Exercise directions. Set down all of the data exactly as it appears.

Dataset extract.
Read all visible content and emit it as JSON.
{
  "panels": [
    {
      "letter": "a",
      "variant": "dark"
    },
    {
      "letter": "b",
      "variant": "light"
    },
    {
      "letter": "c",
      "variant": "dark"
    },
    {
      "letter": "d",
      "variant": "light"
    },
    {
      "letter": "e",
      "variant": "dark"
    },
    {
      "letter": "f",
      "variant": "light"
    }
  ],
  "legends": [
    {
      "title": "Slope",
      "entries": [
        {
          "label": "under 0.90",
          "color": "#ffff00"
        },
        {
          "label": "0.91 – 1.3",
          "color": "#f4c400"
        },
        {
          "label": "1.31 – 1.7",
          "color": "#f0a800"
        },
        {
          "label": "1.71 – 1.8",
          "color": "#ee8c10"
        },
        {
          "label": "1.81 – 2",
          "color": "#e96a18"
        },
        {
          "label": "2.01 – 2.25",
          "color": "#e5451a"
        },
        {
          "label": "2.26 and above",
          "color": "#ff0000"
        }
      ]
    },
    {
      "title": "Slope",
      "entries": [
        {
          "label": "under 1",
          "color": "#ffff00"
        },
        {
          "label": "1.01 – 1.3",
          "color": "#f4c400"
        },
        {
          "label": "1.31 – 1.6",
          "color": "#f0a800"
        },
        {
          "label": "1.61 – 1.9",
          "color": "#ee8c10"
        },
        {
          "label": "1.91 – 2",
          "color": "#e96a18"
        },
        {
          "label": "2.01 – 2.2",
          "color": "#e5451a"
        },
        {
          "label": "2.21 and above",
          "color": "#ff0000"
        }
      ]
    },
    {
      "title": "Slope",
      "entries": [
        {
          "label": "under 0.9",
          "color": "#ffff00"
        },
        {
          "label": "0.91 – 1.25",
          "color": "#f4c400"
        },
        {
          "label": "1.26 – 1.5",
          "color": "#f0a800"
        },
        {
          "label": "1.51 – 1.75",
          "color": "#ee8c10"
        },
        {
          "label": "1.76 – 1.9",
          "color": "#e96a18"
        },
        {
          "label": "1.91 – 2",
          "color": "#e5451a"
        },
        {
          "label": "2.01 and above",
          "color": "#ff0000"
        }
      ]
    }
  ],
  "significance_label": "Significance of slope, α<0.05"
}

Response to the task.
Read all visible content and emit it as JSON.
{
  "panels": [
    {
      "letter": "a",
      "variant": "dark"
    },
    {
      "letter": "b",
      "variant": "light"
    },
    {
      "letter": "c",
      "variant": "dark"
    },
    {
      "letter": "d",
      "variant": "light"
    },
    {
      "letter": "e",
      "variant": "dark"
    },
    {
      "letter": "f",
      "variant": "light"
    }
  ],
  "legends": [
    {
      "title": "Slope",
      "entries": [
        {
          "label": "under 0.90",
          "color": "#ffff00"
        },
        {
          "label": "0.91 – 1.3",
          "color": "#f4c400"
        },
        {
          "label": "1.31 – 1.7",
          "color": "#f0a800"
        },
        {
          "label": "1.71 – 1.8",
          "color": "#ee8c10"
        },
        {
          "label": "1.81 – 2",
          "color": "#e96a18"
        },
        {
          "label": "2.01 – 2.25",
          "color": "#e5451a"
        },
        {
          "label": "2.26 and above",
          "color": "#ff0000"
        }
      ]
    },
    {
      "title": "Slope",
      "entries": [
        {
          "label": "under 1",
          "color": "#ffff00"
        },
        {
          "label": "1.01 – 1.3",
          "color": "#f4c400"
        },
        {
          "label": "1.31 – 1.6",
          "color": "#f0a800"
        },
        {
          "label": "1.61 – 1.9",
          "color": "#ee8c10"
        },
        {
          "label": "1.91 – 2",
          "color": "#e96a18"
        },
        {
          "label": "2.01 – 2.2",
          "color": "#e5451a"
        },
        {
          "label": "2.21 and above",
          "color": "#ff0000"
        }
      ]
    },
    {
      "title": "Slope",
      "entries": [
        {
          "label": "under 0.9",
          "color": "#ffff00"
        },
        {
          "label": "0.91 – 1.25",
          "color": "#f4c400"
        },
        {
          "label": "1.26 – 1.5",
          "color": "#f0a800"
        },
        {
          "label": "1.51 – 1.75",
          "color": "#ee8c10"
        },
        {
          "label": "1.76 – 1.9",
          "color": "#e96a18"
        },
        {
          "label": "1.91 – 2",
          "color": "#e5451a"
        },
        {
          "label": "2.01 and above",
          "color": "#ff0000"
        }
      ]
    }
  ],
  "significance_label": "Significance of slope, α<0.05"
}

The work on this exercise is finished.